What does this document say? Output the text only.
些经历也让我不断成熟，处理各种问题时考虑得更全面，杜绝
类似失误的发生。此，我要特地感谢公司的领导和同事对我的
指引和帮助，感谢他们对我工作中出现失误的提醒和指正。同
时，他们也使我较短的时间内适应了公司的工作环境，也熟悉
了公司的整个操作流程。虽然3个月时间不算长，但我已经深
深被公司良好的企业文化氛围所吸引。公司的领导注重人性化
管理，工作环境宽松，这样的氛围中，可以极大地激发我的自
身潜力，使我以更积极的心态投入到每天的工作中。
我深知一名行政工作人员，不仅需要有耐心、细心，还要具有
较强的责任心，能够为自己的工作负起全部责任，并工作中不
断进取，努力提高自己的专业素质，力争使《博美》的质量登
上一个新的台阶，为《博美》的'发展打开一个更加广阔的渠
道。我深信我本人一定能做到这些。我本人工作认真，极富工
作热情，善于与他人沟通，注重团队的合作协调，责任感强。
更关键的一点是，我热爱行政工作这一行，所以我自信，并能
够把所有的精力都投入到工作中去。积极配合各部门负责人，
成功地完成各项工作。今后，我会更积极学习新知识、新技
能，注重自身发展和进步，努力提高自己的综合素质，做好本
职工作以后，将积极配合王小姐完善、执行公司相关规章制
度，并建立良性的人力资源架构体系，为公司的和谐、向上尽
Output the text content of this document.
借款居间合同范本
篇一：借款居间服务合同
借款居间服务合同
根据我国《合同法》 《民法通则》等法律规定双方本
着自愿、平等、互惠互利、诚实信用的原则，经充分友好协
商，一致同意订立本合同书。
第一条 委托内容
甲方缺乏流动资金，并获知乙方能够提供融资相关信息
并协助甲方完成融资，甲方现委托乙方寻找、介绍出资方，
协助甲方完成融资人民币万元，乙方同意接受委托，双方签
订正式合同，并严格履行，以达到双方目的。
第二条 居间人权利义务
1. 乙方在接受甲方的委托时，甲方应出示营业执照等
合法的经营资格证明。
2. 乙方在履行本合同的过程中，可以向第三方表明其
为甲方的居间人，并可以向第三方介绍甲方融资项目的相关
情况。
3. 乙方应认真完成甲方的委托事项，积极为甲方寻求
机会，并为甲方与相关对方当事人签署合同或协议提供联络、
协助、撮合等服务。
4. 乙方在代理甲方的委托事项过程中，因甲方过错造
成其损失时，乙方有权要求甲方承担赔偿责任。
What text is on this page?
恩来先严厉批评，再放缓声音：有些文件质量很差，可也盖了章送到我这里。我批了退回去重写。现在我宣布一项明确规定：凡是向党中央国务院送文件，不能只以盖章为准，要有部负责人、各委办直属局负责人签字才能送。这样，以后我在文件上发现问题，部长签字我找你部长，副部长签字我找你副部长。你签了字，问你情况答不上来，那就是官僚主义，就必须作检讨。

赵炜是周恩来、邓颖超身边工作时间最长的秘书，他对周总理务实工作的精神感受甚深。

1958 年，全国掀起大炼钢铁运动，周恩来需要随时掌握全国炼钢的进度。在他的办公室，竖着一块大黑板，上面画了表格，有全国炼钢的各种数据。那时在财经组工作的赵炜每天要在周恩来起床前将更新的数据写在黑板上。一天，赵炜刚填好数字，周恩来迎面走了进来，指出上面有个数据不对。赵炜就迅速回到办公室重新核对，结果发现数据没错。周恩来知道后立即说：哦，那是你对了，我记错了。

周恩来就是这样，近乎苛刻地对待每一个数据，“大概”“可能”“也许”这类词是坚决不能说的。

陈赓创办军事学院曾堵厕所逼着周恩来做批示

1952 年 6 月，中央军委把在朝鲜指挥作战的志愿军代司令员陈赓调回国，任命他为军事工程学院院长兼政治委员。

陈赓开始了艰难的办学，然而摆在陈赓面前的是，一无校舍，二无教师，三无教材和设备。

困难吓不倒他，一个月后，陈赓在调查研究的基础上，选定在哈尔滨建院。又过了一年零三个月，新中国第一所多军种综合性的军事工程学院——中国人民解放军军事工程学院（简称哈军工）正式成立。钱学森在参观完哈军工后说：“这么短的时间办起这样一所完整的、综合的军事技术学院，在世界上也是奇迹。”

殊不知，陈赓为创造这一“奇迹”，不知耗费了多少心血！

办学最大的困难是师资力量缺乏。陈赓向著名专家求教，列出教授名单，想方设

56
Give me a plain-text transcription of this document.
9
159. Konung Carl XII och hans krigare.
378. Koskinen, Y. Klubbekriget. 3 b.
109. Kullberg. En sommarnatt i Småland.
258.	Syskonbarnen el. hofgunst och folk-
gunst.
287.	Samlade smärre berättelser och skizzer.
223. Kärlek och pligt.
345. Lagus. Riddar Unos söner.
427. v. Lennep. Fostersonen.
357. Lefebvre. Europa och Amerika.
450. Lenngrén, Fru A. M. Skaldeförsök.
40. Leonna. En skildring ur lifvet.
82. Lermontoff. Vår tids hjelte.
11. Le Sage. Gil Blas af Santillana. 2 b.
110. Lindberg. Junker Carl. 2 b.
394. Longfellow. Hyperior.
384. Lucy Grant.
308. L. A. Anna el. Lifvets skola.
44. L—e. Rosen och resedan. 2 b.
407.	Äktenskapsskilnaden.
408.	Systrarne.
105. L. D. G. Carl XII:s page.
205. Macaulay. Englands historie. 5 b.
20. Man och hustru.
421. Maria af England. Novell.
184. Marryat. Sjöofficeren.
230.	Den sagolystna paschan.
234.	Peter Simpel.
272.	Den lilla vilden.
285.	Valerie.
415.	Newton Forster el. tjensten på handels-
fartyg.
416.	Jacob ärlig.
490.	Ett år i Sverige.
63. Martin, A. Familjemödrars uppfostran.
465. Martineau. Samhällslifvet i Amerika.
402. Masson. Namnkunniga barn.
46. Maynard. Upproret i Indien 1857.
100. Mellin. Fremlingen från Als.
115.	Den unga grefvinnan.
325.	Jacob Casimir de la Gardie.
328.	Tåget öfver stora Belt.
· · · · · · ·
#### TASK DIRECTIONS:
Across the preceding material, how many lines contain the word "What"? State the number alone.

#### FULL SOLUTION:
2